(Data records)
>> START
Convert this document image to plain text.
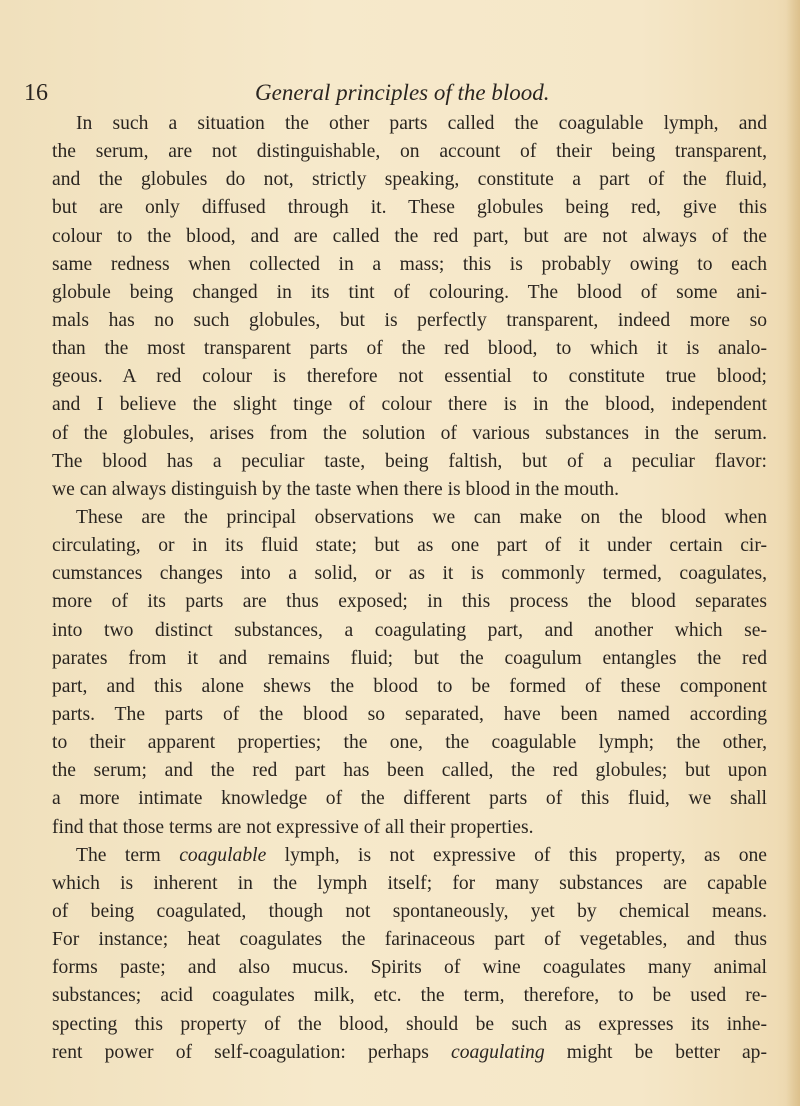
16	General principles of the blood.
In such a situation the other parts called the coagulable lymph, and
the serum, are not distinguishable, on account of their being transparent,
and the globules do not, strictly speaking, constitute a part of the fluid,
but are only diffused through it. These globules being red, give this
colour to the blood, and are called the red part, but are not always of the
same redness when collected in a mass; this is probably owing to each
globule being changed in its tint of colouring. The blood of some ani-
mals has no such globules, but is perfectly transparent, indeed more so
than the most transparent parts of the red blood, to which it is analo-
geous. A red colour is therefore not essential to constitute true blood;
and I believe the slight tinge of colour there is in the blood, independent
of the globules, arises from the solution of various substances in the serum.
The blood has a peculiar taste, being faltish, but of a peculiar flavor:
we can always distinguish by the taste when there is blood in the mouth.
These are the principal observations we can make on the blood when
circulating, or in its fluid state; but as one part of it under certain cir-
cumstances changes into a solid, or as it is commonly termed, coagulates,
more of its parts are thus exposed; in this process the blood separates
into two distinct substances, a coagulating part, and another which se-
parates from it and remains fluid; but the coagulum entangles the red
part, and this alone shews the blood to be formed of these component
parts. The parts of the blood so separated, have been named according
to their apparent properties; the one, the coagulable lymph; the other,
the serum; and the red part has been called, the red globules; but upon
a more intimate knowledge of the different parts of this fluid, we shall
find that those terms are not expressive of all their properties.
The term coagulable lymph, is not expressive of this property, as one
which is inherent in the lymph itself; for many substances are capable
of being coagulated, though not spontaneously, yet by chemical means.
For instance; heat coagulates the farinaceous part of vegetables, and thus
forms paste; and also mucus. Spirits of wine coagulates many animal
substances; acid coagulates milk, etc. the term, therefore, to be used re-
specting this property of the blood, should be such as expresses its inhe-
rent power of self-coagulation: perhaps coagulating might be better ap-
>> END
• **What to do**
Transcribe the preceding listing in its entirety and with exact wording, leaving out pictures.

• **Written solution**
Convert this document image to plain text.
16	General principles of the blood.
In such a situation the other parts called the coagulable lymph, and
the serum, are not distinguishable, on account of their being transparent,
and the globules do not, strictly speaking, constitute a part of the fluid,
but are only diffused through it. These globules being red, give this
colour to the blood, and are called the red part, but are not always of the
same redness when collected in a mass; this is probably owing to each
globule being changed in its tint of colouring. The blood of some ani-
mals has no such globules, but is perfectly transparent, indeed more so
than the most transparent parts of the red blood, to which it is analo-
geous. A red colour is therefore not essential to constitute true blood;
and I believe the slight tinge of colour there is in the blood, independent
of the globules, arises from the solution of various substances in the serum.
The blood has a peculiar taste, being faltish, but of a peculiar flavor:
we can always distinguish by the taste when there is blood in the mouth.
These are the principal observations we can make on the blood when
circulating, or in its fluid state; but as one part of it under certain cir-
cumstances changes into a solid, or as it is commonly termed, coagulates,
more of its parts are thus exposed; in this process the blood separates
into two distinct substances, a coagulating part, and another which se-
parates from it and remains fluid; but the coagulum entangles the red
part, and this alone shews the blood to be formed of these component
parts. The parts of the blood so separated, have been named according
to their apparent properties; the one, the coagulable lymph; the other,
the serum; and the red part has been called, the red globules; but upon
a more intimate knowledge of the different parts of this fluid, we shall
find that those terms are not expressive of all their properties.
The term coagulable lymph, is not expressive of this property, as one
which is inherent in the lymph itself; for many substances are capable
of being coagulated, though not spontaneously, yet by chemical means.
For instance; heat coagulates the farinaceous part of vegetables, and thus
forms paste; and also mucus. Spirits of wine coagulates many animal
substances; acid coagulates milk, etc. the term, therefore, to be used re-
specting this property of the blood, should be such as expresses its inhe-
rent power of self-coagulation: perhaps coagulating might be better ap-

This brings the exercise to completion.